WHAT THE EXERCISE ASKS:
Gather every line below where "text" appears.

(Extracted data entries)
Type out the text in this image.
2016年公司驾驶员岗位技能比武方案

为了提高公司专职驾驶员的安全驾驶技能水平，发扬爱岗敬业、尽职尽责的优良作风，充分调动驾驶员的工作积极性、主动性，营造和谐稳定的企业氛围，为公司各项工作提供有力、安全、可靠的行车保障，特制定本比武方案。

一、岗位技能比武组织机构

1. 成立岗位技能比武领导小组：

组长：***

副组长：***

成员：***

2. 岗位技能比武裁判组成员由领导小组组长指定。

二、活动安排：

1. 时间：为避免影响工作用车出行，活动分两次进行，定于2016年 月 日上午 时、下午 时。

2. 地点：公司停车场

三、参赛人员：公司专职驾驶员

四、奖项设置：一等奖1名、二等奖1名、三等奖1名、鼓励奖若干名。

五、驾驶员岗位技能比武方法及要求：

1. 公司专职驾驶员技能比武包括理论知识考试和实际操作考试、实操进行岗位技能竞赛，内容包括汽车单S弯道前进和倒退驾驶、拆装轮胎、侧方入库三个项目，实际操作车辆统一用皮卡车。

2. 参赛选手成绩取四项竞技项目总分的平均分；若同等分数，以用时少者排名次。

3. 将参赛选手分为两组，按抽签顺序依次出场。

...

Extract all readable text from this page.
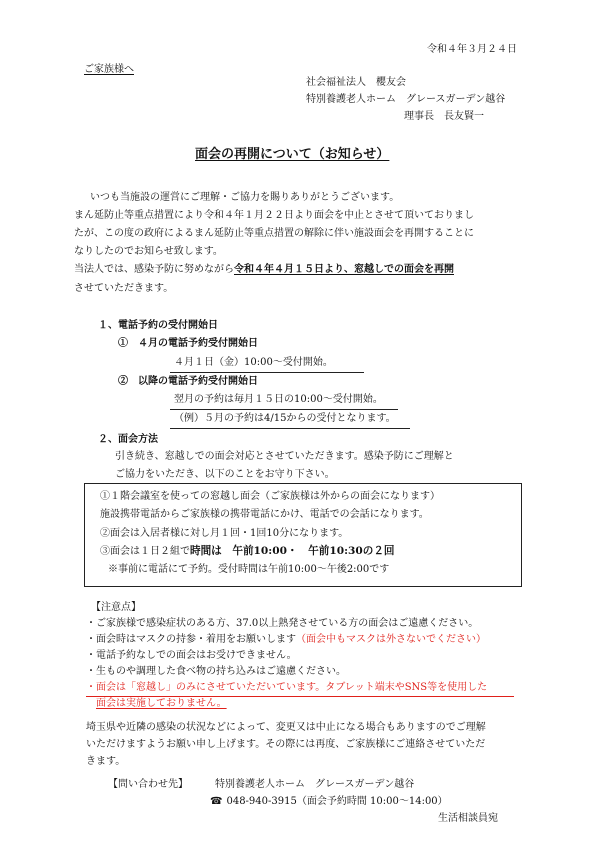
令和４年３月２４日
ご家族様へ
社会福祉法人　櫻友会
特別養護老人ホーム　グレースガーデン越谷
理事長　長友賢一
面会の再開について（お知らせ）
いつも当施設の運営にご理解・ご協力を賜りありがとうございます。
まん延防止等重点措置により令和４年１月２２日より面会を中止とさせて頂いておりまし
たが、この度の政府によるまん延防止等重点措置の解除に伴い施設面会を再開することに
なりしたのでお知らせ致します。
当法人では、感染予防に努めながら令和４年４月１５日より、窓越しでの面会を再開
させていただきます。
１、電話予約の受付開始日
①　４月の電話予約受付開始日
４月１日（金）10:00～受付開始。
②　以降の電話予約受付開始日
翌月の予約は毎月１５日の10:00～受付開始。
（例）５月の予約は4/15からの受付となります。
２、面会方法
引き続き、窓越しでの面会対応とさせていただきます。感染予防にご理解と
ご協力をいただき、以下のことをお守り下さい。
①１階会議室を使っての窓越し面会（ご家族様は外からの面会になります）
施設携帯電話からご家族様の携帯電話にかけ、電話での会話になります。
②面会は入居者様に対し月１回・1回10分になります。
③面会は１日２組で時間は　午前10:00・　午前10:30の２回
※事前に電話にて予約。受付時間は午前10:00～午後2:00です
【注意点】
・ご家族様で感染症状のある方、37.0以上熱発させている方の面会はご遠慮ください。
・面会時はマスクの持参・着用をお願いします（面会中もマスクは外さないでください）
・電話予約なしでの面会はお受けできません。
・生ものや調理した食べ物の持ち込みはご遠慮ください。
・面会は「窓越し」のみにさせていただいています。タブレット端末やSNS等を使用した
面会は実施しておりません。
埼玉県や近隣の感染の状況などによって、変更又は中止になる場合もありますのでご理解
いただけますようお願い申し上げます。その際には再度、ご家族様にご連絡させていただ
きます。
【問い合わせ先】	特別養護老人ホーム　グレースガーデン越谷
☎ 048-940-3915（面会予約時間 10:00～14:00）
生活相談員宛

RESULT OF THE TASK:
Type out the text in this image.
Extract all readable text from this page.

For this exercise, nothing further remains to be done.